◆ Document passage ◆
A shared Kubernetes cluster running Spark for multiple teams requires deliberate architectural choices to prevent one team's runaway jobs from evicting another team's drivers and to give the platform team visibility into per-team resource consumption.

Namespace Isolation and RBAC

The standard model is one Kubernetes namespace per team, with a single spark-operator namespace hosting the operator controller. The operator is granted a ClusterRole that allows it to watch SparkApplication CRDs across all namespaces and manage pods, services, and config maps within each team namespace. Each team namespace gets its own ServiceAccount used by the driver pod when it calls the Kubernetes API to request executor pods. Fine-grained audit trails require per-application service accounts rather than per-team, but per-team is the practical starting point.

ResourceQuota and LimitRange

Every team namespace should carry a ResourceQuota that caps total CPU, memory, and pod count. Without a quota, a single runaway job that loops on DRA scale-up can consume every node in the cluster. A LimitRange within the namespace sets default resource requests and limits for containers that do not specify them — this prevents pod templates that omit resource fields from scheduling as burstable pods that K8s deprioritizes for eviction.

Node Pools and Topology Assignment

Production Spark platforms on Kubernetes typically use three node pools with distinct labels and taints.

Standard compute nodes carry a spark-workload=true label and no taints. Driver pods always target this pool: drivers must not be preempted mid-job, and running them on standard on-demand instances is the cheapest way to guarantee availability. Pod templates should set nodeSelector: {spark-workload: "true"} for driver pods.

Spot or preemptible nodes carry a node-pool=spark-spot label and a spot-instance=true:NoSchedule taint. Executor pods that tolerate this taint can be scheduled here at 60–80% cost reduction compared to on-demand. Because spot nodes can be reclaimed with 2-minute notice, executor pods must be treated as disposable — the graceful decommissioning protocol described above is the safety mechanism, and the External Shuffle Service is what makes shuffle data survive spot preemptions.

◆ Supplied entries ◆
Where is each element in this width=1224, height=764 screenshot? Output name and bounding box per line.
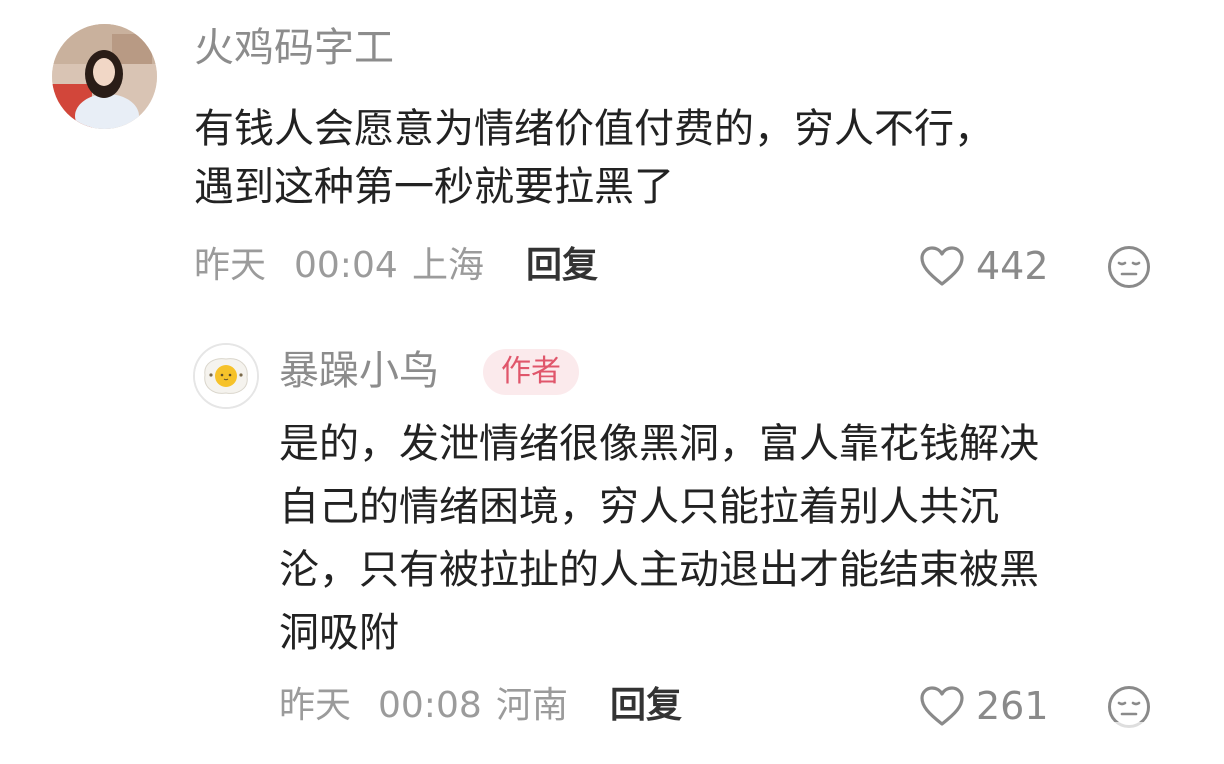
comment-date: 昨天 xyxy=(194,245,267,286)
reply-like-count: 261 xyxy=(976,684,1049,728)
neutral-face-icon[interactable] xyxy=(1106,244,1152,290)
commenter-avatar[interactable] xyxy=(52,24,157,129)
heart-outline-icon[interactable] xyxy=(918,244,966,288)
comment-like-count: 442 xyxy=(976,244,1049,288)
comment-text-line-1: 有钱人会愿意为情绪价值付费的，穷人不行， xyxy=(194,106,994,152)
reply-date: 昨天 xyxy=(279,685,352,726)
reply-text-line-1: 是的，发泄情绪很像黑洞，富人靠花钱解决 xyxy=(279,421,1039,467)
author-badge: 作者 xyxy=(483,349,579,395)
author-username[interactable]: 暴躁小鸟 xyxy=(279,351,439,391)
reply-time: 00:08 xyxy=(378,685,482,726)
reply-text-line-3: 沦，只有被拉扯的人主动退出才能结束被黑 xyxy=(279,547,1039,593)
comment-time: 00:04 xyxy=(294,245,398,286)
reply-reply-button[interactable]: 回复 xyxy=(610,688,682,724)
comment-reply-button[interactable]: 回复 xyxy=(526,248,598,284)
reply-text-line-4: 洞吸附 xyxy=(279,610,399,656)
commenter-username[interactable]: 火鸡码字工 xyxy=(194,28,394,68)
comment-location: 上海 xyxy=(412,245,485,286)
reply-text-line-2: 自己的情绪困境，穷人只能拉着别人共沉 xyxy=(279,484,999,530)
heart-outline-icon[interactable] xyxy=(918,684,966,728)
comment-text-line-2: 遇到这种第一秒就要拉黑了 xyxy=(194,164,674,210)
reply-location: 河南 xyxy=(496,685,569,726)
author-avatar[interactable] xyxy=(193,343,259,409)
watermark-overlay xyxy=(960,722,1210,750)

◆ Given request ◆
Print the text on the shared Spark Kubernetes cluster exactly, from "Node Pools and" up to and including "for driver pods.".

◆ Solution to the problem ◆
Node Pools and Topology Assignment

Production Spark platforms on Kubernetes typically use three node pools with distinct labels and taints.

Standard compute nodes carry a spark-workload=true label and no taints. Driver pods always target this pool: drivers must not be preempted mid-job, and running them on standard on-demand instances is the cheapest way to guarantee availability. Pod templates should set nodeSelector: {spark-workload: "true"} for driver pods.